-- Start Stored rows --

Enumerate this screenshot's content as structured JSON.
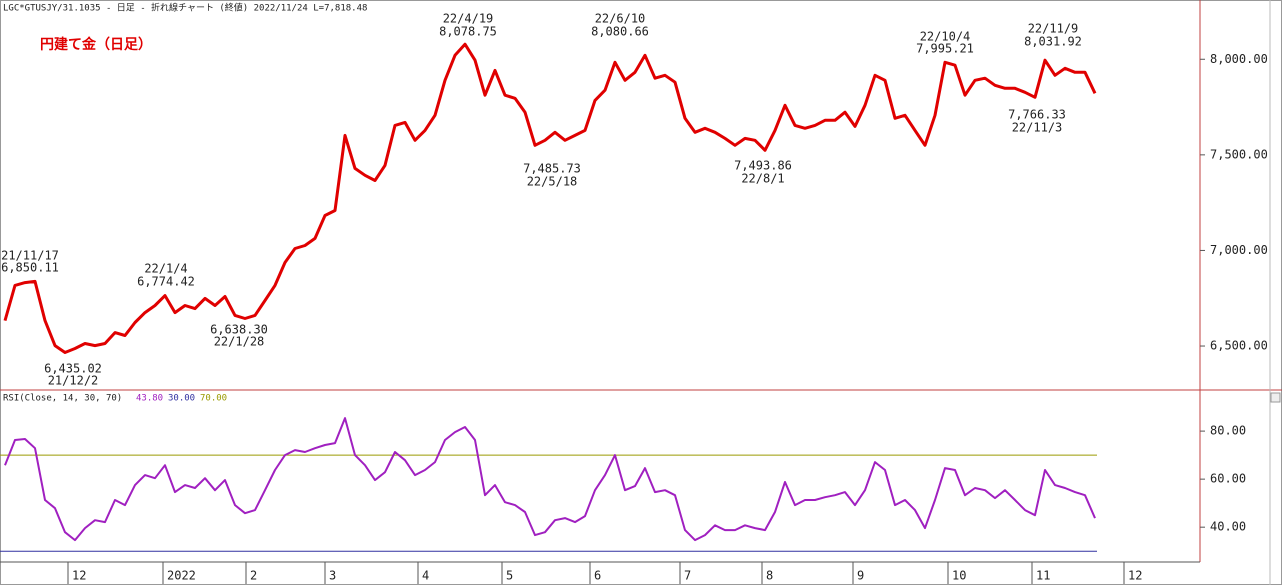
{
  "header": "LGC*GTUSJY/31.1035 - 日足 - 折れ線チャート (終値)  2022/11/24 L=7,818.48",
  "chart_data": [
    {
      "type": "line",
      "title": "円建て金（日足）",
      "xlim": [
        -0.5,
        119.5
      ],
      "ylim": [
        6270,
        8310
      ],
      "yticks": [
        {
          "value": 6500,
          "label": "6,500.00"
        },
        {
          "value": 7000,
          "label": "7,000.00"
        },
        {
          "value": 7500,
          "label": "7,500.00"
        },
        {
          "value": 8000,
          "label": "8,000.00"
        }
      ],
      "series": [
        {
          "color": "#e00000",
          "values": [
            6633,
            6817,
            6832,
            6838,
            6633,
            6502,
            6466,
            6487,
            6513,
            6502,
            6513,
            6570,
            6555,
            6623,
            6675,
            6712,
            6764,
            6675,
            6712,
            6696,
            6749,
            6712,
            6759,
            6660,
            6644,
            6660,
            6738,
            6817,
            6937,
            7010,
            7026,
            7063,
            7183,
            7209,
            7602,
            7429,
            7393,
            7366,
            7445,
            7654,
            7670,
            7576,
            7628,
            7707,
            7890,
            8021,
            8079,
            7995,
            7812,
            7942,
            7812,
            7796,
            7723,
            7550,
            7576,
            7618,
            7576,
            7602,
            7628,
            7785,
            7838,
            7984,
            7890,
            7932,
            8021,
            7901,
            7916,
            7880,
            7691,
            7618,
            7639,
            7618,
            7586,
            7550,
            7586,
            7576,
            7524,
            7628,
            7759,
            7654,
            7639,
            7654,
            7681,
            7681,
            7723,
            7649,
            7759,
            7916,
            7890,
            7691,
            7707,
            7628,
            7550,
            7707,
            7984,
            7969,
            7812,
            7890,
            7901,
            7864,
            7848,
            7848,
            7827,
            7801,
            7995,
            7916,
            7953,
            7932,
            7932,
            7822
          ]
        }
      ],
      "annotations": [
        {
          "date": "21/11/17",
          "value": 6850.11,
          "label": "6,850.11"
        },
        {
          "date": "21/12/2",
          "value": 6435.02,
          "label": "6,435.02"
        },
        {
          "date": "22/1/4",
          "value": 6774.42,
          "label": "6,774.42"
        },
        {
          "date": "22/1/28",
          "value": 6638.3,
          "label": "6,638.30"
        },
        {
          "date": "22/4/19",
          "value": 8078.75,
          "label": "8,078.75"
        },
        {
          "date": "22/5/18",
          "value": 7485.73,
          "label": "7,485.73"
        },
        {
          "date": "22/6/10",
          "value": 8080.66,
          "label": "8,080.66"
        },
        {
          "date": "22/8/1",
          "value": 7493.86,
          "label": "7,493.86"
        },
        {
          "date": "22/10/4",
          "value": 7995.21,
          "label": "7,995.21"
        },
        {
          "date": "22/11/3",
          "value": 7766.33,
          "label": "7,766.33"
        },
        {
          "date": "22/11/9",
          "value": 8031.92,
          "label": "8,031.92"
        }
      ]
    },
    {
      "type": "line",
      "title": "RSI(Close, 14, 30, 70)",
      "last_value": {
        "value": 43.8,
        "label": "43.80",
        "color": "#a020c0"
      },
      "levels": [
        {
          "value": 30,
          "label": "30.00",
          "color": "#3030a0"
        },
        {
          "value": 70,
          "label": "70.00",
          "color": "#9a9a00"
        }
      ],
      "xlim": [
        -0.5,
        119.5
      ],
      "ylim": [
        28,
        96.7
      ],
      "yticks": [
        {
          "value": 40,
          "label": "40.00"
        },
        {
          "value": 60,
          "label": "60.00"
        },
        {
          "value": 80,
          "label": "80.00"
        }
      ],
      "xticks": [
        {
          "value": 6.3,
          "label": "12"
        },
        {
          "value": 15.8,
          "label": "2022"
        },
        {
          "value": 24.1,
          "label": "2"
        },
        {
          "value": 32,
          "label": "3"
        },
        {
          "value": 41.3,
          "label": "4"
        },
        {
          "value": 49.7,
          "label": "5"
        },
        {
          "value": 58.5,
          "label": "6"
        },
        {
          "value": 67.5,
          "label": "7"
        },
        {
          "value": 75.7,
          "label": "8"
        },
        {
          "value": 84.8,
          "label": "9"
        },
        {
          "value": 94.3,
          "label": "10"
        },
        {
          "value": 102.7,
          "label": "11"
        },
        {
          "value": 111.9,
          "label": "12"
        }
      ],
      "series": [
        {
          "color": "#a020c0",
          "values": [
            65.8,
            76.3,
            76.7,
            72.9,
            51.3,
            47.9,
            37.9,
            34.6,
            39.6,
            42.9,
            42.1,
            51.3,
            49.2,
            57.5,
            61.7,
            60.4,
            65.8,
            54.6,
            57.5,
            56.3,
            60.4,
            55.4,
            59.6,
            49.2,
            45.8,
            47.1,
            55.4,
            63.8,
            70.0,
            72.1,
            71.3,
            72.9,
            74.2,
            75.0,
            85.4,
            70.0,
            65.8,
            59.6,
            62.9,
            71.3,
            67.9,
            61.7,
            63.8,
            67.1,
            76.3,
            79.6,
            81.7,
            76.3,
            53.3,
            57.5,
            50.4,
            49.2,
            46.3,
            36.7,
            37.9,
            42.9,
            43.8,
            42.1,
            44.6,
            55.4,
            61.7,
            70.0,
            55.4,
            57.1,
            64.6,
            54.6,
            55.4,
            53.3,
            38.8,
            34.6,
            36.7,
            40.8,
            38.8,
            38.8,
            40.8,
            39.6,
            38.8,
            46.3,
            58.8,
            49.2,
            51.3,
            51.3,
            52.5,
            53.3,
            54.6,
            49.2,
            55.4,
            67.1,
            63.8,
            49.2,
            51.3,
            47.1,
            39.6,
            51.3,
            64.6,
            63.8,
            53.3,
            56.3,
            55.4,
            52.1,
            55.4,
            51.3,
            47.1,
            45.0,
            63.8,
            57.5,
            56.3,
            54.6,
            53.3,
            43.8
          ]
        }
      ]
    }
  ]
}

-- End Stored rows --

■ Written instruction
Leave out the pictures and copy everything else in the records word for word.

■ Problem solution
Enumerate this screenshot's content as structured JSON.
{
  "header": "LGC*GTUSJY/31.1035 - 日足 - 折れ線チャート (終値)  2022/11/24 L=7,818.48",
  "chart_data": [
    {
      "type": "line",
      "title": "円建て金（日足）",
      "xlim": [
        -0.5,
        119.5
      ],
      "ylim": [
        6270,
        8310
      ],
      "yticks": [
        {
          "value": 6500,
          "label": "6,500.00"
        },
        {
          "value": 7000,
          "label": "7,000.00"
        },
        {
          "value": 7500,
          "label": "7,500.00"
        },
        {
          "value": 8000,
          "label": "8,000.00"
        }
      ],
      "series": [
        {
          "color": "#e00000",
          "values": [
            6633,
            6817,
            6832,
            6838,
            6633,
            6502,
            6466,
            6487,
            6513,
            6502,
            6513,
            6570,
            6555,
            6623,
            6675,
            6712,
            6764,
            6675,
            6712,
            6696,
            6749,
            6712,
            6759,
            6660,
            6644,
            6660,
            6738,
            6817,
            6937,
            7010,
            7026,
            7063,
            7183,
            7209,
            7602,
            7429,
            7393,
            7366,
            7445,
            7654,
            7670,
            7576,
            7628,
            7707,
            7890,
            8021,
            8079,
            7995,
            7812,
            7942,
            7812,
            7796,
            7723,
            7550,
            7576,
            7618,
            7576,
            7602,
            7628,
            7785,
            7838,
            7984,
            7890,
            7932,
            8021,
            7901,
            7916,
            7880,
            7691,
            7618,
            7639,
            7618,
            7586,
            7550,
            7586,
            7576,
            7524,
            7628,
            7759,
            7654,
            7639,
            7654,
            7681,
            7681,
            7723,
            7649,
            7759,
            7916,
            7890,
            7691,
            7707,
            7628,
            7550,
            7707,
            7984,
            7969,
            7812,
            7890,
            7901,
            7864,
            7848,
            7848,
            7827,
            7801,
            7995,
            7916,
            7953,
            7932,
            7932,
            7822
          ]
        }
      ],
      "annotations": [
        {
          "date": "21/11/17",
          "value": 6850.11,
          "label": "6,850.11"
        },
        {
          "date": "21/12/2",
          "value": 6435.02,
          "label": "6,435.02"
        },
        {
          "date": "22/1/4",
          "value": 6774.42,
          "label": "6,774.42"
        },
        {
          "date": "22/1/28",
          "value": 6638.3,
          "label": "6,638.30"
        },
        {
          "date": "22/4/19",
          "value": 8078.75,
          "label": "8,078.75"
        },
        {
          "date": "22/5/18",
          "value": 7485.73,
          "label": "7,485.73"
        },
        {
          "date": "22/6/10",
          "value": 8080.66,
          "label": "8,080.66"
        },
        {
          "date": "22/8/1",
          "value": 7493.86,
          "label": "7,493.86"
        },
        {
          "date": "22/10/4",
          "value": 7995.21,
          "label": "7,995.21"
        },
        {
          "date": "22/11/3",
          "value": 7766.33,
          "label": "7,766.33"
        },
        {
          "date": "22/11/9",
          "value": 8031.92,
          "label": "8,031.92"
        }
      ]
    },
    {
      "type": "line",
      "title": "RSI(Close, 14, 30, 70)",
      "last_value": {
        "value": 43.8,
        "label": "43.80",
        "color": "#a020c0"
      },
      "levels": [
        {
          "value": 30,
          "label": "30.00",
          "color": "#3030a0"
        },
        {
          "value": 70,
          "label": "70.00",
          "color": "#9a9a00"
        }
      ],
      "xlim": [
        -0.5,
        119.5
      ],
      "ylim": [
        28,
        96.7
      ],
      "yticks": [
        {
          "value": 40,
          "label": "40.00"
        },
        {
          "value": 60,
          "label": "60.00"
        },
        {
          "value": 80,
          "label": "80.00"
        }
      ],
      "xticks": [
        {
          "value": 6.3,
          "label": "12"
        },
        {
          "value": 15.8,
          "label": "2022"
        },
        {
          "value": 24.1,
          "label": "2"
        },
        {
          "value": 32,
          "label": "3"
        },
        {
          "value": 41.3,
          "label": "4"
        },
        {
          "value": 49.7,
          "label": "5"
        },
        {
          "value": 58.5,
          "label": "6"
        },
        {
          "value": 67.5,
          "label": "7"
        },
        {
          "value": 75.7,
          "label": "8"
        },
        {
          "value": 84.8,
          "label": "9"
        },
        {
          "value": 94.3,
          "label": "10"
        },
        {
          "value": 102.7,
          "label": "11"
        },
        {
          "value": 111.9,
          "label": "12"
        }
      ],
      "series": [
        {
          "color": "#a020c0",
          "values": [
            65.8,
            76.3,
            76.7,
            72.9,
            51.3,
            47.9,
            37.9,
            34.6,
            39.6,
            42.9,
            42.1,
            51.3,
            49.2,
            57.5,
            61.7,
            60.4,
            65.8,
            54.6,
            57.5,
            56.3,
            60.4,
            55.4,
            59.6,
            49.2,
            45.8,
            47.1,
            55.4,
            63.8,
            70.0,
            72.1,
            71.3,
            72.9,
            74.2,
            75.0,
            85.4,
            70.0,
            65.8,
            59.6,
            62.9,
            71.3,
            67.9,
            61.7,
            63.8,
            67.1,
            76.3,
            79.6,
            81.7,
            76.3,
            53.3,
            57.5,
            50.4,
            49.2,
            46.3,
            36.7,
            37.9,
            42.9,
            43.8,
            42.1,
            44.6,
            55.4,
            61.7,
            70.0,
            55.4,
            57.1,
            64.6,
            54.6,
            55.4,
            53.3,
            38.8,
            34.6,
            36.7,
            40.8,
            38.8,
            38.8,
            40.8,
            39.6,
            38.8,
            46.3,
            58.8,
            49.2,
            51.3,
            51.3,
            52.5,
            53.3,
            54.6,
            49.2,
            55.4,
            67.1,
            63.8,
            49.2,
            51.3,
            47.1,
            39.6,
            51.3,
            64.6,
            63.8,
            53.3,
            56.3,
            55.4,
            52.1,
            55.4,
            51.3,
            47.1,
            45.0,
            63.8,
            57.5,
            56.3,
            54.6,
            53.3,
            43.8
          ]
        }
      ]
    }
  ]
}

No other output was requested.